*Task to complete:* Copy the lines holding the word "title", all of them.
━━━━━━━━━━━━━━━━━━━━
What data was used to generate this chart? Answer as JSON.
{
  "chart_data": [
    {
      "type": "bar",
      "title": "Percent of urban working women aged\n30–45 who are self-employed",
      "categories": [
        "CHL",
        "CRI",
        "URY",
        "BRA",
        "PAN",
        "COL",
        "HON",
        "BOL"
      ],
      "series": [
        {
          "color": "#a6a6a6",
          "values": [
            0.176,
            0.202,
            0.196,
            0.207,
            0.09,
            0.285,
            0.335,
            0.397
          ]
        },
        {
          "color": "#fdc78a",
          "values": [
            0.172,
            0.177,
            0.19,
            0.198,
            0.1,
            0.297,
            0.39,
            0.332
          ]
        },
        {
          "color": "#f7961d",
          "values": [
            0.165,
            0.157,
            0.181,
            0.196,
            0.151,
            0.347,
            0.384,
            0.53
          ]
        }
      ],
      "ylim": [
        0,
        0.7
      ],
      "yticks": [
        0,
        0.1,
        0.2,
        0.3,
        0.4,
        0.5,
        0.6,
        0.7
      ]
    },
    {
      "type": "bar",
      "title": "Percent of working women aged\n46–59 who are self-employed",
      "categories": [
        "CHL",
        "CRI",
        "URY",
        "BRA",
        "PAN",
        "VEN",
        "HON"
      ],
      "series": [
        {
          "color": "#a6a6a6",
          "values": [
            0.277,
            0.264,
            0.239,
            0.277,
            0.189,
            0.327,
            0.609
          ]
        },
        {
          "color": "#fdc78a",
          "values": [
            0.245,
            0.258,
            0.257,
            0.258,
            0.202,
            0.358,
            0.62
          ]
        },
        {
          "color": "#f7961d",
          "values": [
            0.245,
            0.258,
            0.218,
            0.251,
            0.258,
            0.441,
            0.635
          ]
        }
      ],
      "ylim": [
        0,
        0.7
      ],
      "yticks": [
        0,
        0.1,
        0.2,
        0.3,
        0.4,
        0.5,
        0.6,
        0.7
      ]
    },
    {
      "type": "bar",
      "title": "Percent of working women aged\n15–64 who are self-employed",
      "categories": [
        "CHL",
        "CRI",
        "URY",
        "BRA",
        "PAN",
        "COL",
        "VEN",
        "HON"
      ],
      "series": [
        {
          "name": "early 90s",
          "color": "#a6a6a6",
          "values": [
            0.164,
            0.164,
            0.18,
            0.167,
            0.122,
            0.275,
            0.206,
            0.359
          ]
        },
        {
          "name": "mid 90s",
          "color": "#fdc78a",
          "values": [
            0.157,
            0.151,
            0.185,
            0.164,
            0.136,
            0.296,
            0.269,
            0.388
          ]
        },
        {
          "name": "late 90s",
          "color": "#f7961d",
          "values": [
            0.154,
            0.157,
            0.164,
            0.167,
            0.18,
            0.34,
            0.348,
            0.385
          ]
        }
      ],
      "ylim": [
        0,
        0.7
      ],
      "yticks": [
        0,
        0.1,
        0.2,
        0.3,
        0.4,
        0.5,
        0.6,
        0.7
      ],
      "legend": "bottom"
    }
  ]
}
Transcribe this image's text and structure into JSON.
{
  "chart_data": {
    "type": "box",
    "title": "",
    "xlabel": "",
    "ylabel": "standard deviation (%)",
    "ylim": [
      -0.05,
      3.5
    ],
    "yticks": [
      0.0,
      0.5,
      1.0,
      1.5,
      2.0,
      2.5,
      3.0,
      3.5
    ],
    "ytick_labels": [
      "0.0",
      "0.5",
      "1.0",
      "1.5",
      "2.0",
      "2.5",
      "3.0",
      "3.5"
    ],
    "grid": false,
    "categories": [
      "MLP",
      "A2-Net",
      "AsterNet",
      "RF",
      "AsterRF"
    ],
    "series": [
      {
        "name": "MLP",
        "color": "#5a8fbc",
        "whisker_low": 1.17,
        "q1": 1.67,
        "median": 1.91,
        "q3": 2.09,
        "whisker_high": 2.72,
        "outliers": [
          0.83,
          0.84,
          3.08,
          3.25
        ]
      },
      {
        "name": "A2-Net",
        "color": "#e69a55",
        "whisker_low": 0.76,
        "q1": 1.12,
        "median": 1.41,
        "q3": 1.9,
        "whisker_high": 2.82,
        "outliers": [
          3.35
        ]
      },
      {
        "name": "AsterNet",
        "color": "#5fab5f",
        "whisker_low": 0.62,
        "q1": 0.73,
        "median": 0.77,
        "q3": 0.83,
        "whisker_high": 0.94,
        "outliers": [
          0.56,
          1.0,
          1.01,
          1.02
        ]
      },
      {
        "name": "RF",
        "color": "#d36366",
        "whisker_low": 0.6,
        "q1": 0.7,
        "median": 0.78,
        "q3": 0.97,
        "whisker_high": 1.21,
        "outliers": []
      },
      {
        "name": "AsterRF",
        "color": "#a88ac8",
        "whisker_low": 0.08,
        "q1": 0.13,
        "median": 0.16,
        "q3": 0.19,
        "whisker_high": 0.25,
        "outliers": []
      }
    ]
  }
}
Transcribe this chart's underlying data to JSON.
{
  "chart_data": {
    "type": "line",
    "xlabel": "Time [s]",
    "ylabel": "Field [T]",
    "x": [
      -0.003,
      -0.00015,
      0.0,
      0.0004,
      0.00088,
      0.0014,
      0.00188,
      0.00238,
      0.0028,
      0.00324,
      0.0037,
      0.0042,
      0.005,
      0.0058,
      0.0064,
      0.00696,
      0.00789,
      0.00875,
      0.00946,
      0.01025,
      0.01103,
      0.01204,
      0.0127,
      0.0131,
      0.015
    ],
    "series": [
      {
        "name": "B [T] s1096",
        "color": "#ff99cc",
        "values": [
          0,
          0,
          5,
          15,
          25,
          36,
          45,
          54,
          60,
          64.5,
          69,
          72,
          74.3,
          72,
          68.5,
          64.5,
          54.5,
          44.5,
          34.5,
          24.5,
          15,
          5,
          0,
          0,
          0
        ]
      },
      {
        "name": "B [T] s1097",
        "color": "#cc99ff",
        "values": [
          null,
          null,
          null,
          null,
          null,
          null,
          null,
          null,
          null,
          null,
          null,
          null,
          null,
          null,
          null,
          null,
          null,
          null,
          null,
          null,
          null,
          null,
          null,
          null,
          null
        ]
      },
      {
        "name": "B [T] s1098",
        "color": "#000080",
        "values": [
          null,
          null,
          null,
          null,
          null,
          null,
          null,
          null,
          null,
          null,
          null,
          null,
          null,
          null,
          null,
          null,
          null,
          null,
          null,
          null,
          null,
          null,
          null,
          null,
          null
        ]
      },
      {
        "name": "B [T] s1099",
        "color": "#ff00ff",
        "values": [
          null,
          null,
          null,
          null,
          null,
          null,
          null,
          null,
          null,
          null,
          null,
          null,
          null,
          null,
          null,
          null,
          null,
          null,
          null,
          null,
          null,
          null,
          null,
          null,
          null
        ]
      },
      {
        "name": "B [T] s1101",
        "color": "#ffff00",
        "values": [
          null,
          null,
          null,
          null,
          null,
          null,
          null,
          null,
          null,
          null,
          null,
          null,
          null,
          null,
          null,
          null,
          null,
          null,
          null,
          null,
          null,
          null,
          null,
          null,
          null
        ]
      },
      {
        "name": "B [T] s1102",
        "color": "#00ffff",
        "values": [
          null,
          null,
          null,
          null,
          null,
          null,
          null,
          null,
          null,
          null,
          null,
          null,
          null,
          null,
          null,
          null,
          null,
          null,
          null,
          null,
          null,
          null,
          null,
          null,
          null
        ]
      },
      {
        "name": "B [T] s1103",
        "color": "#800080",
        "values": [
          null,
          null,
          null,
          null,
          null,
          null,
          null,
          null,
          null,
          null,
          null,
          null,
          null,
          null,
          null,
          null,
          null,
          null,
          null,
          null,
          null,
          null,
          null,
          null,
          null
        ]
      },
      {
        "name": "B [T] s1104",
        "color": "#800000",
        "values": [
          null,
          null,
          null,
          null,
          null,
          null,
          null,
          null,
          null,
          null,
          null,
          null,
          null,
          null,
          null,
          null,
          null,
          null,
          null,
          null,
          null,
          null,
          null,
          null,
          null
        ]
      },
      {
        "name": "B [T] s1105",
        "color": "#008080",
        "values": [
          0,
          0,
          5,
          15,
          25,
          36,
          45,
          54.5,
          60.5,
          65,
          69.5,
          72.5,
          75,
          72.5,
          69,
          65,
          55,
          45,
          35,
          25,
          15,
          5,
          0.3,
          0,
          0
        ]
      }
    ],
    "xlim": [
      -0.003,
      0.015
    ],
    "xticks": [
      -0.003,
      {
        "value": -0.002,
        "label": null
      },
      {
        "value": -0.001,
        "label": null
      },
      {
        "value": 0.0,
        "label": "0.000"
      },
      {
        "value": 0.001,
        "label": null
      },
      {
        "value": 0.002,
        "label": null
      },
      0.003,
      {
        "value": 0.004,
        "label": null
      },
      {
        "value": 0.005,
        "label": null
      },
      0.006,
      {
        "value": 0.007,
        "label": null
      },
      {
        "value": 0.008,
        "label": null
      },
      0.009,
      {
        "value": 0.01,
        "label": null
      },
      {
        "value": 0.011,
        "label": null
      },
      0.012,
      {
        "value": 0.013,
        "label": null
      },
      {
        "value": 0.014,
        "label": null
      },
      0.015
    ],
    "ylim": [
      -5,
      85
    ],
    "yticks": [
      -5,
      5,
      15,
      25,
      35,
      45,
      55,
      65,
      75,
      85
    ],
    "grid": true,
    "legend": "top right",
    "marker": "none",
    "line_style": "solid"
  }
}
━━━━━━━━━━━━━━━━━━━━
*Completed task:*
      "title": "Percent of urban working women aged\n30–45 who are self-employed",
      "title": "Percent of working women aged\n46–59 who are self-employed",
      "title": "Percent of working women aged\n15–64 who are self-employed",
    "title": "",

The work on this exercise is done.